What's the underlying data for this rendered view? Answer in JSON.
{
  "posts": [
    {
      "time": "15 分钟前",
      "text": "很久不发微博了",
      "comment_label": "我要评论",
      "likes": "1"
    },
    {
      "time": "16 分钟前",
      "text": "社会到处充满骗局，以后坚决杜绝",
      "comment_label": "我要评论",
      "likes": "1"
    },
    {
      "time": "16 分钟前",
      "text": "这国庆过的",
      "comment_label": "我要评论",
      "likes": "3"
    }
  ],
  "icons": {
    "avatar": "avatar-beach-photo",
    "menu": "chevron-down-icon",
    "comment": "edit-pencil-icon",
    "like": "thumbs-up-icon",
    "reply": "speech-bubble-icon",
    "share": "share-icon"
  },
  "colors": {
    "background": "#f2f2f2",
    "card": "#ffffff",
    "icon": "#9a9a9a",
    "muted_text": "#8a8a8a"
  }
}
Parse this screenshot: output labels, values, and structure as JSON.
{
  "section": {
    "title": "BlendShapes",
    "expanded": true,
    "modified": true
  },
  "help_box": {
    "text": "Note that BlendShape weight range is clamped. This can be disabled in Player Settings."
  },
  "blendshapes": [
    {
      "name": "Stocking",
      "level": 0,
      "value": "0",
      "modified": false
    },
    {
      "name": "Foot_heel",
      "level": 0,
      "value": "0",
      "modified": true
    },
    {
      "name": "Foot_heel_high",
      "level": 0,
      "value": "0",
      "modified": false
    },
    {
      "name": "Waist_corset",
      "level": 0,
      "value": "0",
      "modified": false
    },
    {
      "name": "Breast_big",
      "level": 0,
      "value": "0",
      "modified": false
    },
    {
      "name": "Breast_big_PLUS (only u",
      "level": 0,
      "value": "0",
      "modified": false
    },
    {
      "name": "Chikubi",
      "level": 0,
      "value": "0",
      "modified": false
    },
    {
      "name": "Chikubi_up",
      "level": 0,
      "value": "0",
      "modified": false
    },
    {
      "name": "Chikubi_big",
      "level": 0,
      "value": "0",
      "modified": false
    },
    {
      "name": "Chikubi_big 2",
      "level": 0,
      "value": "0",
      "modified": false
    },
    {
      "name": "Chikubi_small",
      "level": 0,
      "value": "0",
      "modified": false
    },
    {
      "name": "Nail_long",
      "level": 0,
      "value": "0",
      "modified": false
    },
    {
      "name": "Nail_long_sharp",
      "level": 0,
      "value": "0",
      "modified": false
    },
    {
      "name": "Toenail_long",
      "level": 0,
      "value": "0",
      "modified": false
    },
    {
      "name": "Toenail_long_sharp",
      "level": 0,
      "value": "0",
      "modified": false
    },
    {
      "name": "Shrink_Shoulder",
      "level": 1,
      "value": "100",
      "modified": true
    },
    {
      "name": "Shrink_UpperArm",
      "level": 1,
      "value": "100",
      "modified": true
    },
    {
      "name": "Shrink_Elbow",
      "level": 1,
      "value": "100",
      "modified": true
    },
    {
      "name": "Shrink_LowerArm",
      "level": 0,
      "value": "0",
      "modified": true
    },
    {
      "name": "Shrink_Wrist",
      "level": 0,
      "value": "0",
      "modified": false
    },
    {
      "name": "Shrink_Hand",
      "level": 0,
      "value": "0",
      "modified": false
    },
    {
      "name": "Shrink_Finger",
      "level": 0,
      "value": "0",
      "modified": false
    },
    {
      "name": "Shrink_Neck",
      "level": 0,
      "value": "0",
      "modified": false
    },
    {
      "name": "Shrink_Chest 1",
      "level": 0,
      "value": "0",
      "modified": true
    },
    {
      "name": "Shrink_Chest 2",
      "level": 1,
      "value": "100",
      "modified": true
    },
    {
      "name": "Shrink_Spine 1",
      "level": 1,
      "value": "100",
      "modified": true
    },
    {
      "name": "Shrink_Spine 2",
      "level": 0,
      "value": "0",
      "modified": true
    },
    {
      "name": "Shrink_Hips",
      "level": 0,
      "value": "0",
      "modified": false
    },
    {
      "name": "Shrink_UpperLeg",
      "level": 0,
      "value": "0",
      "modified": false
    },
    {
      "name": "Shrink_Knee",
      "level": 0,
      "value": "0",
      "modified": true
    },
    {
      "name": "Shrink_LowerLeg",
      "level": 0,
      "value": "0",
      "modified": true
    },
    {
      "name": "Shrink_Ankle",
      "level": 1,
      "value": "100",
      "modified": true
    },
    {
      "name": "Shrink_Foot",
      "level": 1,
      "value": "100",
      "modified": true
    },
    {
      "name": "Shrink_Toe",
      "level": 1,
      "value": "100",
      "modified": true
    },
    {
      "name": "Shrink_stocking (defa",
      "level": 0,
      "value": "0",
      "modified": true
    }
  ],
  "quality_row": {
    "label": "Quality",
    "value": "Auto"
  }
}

______________________________

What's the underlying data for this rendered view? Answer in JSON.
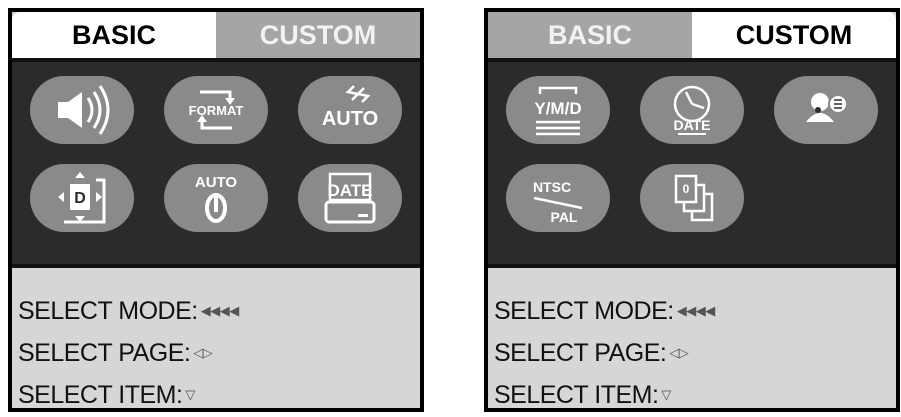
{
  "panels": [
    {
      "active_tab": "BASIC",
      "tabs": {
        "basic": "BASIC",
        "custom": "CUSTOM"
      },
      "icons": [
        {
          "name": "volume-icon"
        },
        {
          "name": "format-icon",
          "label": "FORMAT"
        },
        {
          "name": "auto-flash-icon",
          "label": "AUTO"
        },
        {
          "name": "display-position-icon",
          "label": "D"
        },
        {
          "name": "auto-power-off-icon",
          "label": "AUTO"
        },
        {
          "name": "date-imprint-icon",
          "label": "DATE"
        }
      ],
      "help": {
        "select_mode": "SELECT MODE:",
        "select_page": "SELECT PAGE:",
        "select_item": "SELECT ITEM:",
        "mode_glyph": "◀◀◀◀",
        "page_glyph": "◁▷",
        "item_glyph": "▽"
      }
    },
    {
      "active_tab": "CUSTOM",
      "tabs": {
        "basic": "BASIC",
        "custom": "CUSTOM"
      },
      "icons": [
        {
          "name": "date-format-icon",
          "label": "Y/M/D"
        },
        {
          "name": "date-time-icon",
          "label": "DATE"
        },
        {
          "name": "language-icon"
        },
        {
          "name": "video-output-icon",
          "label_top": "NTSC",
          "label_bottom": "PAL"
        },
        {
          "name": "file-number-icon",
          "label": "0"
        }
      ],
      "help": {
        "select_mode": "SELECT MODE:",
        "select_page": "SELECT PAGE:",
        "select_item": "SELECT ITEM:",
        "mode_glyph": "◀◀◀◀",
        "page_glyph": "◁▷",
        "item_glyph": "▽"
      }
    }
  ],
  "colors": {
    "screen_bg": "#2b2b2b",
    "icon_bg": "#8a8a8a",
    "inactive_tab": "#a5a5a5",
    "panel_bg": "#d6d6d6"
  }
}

______________________________

__STATED PROBLEM__: From the listing above, collect every line that mentions the word "time".

__PROBLEM SOLUTION__:
      "time": "15 分钟前",
      "time": "16 分钟前",
      "time": "16 分钟前",
          "name": "date-time-icon",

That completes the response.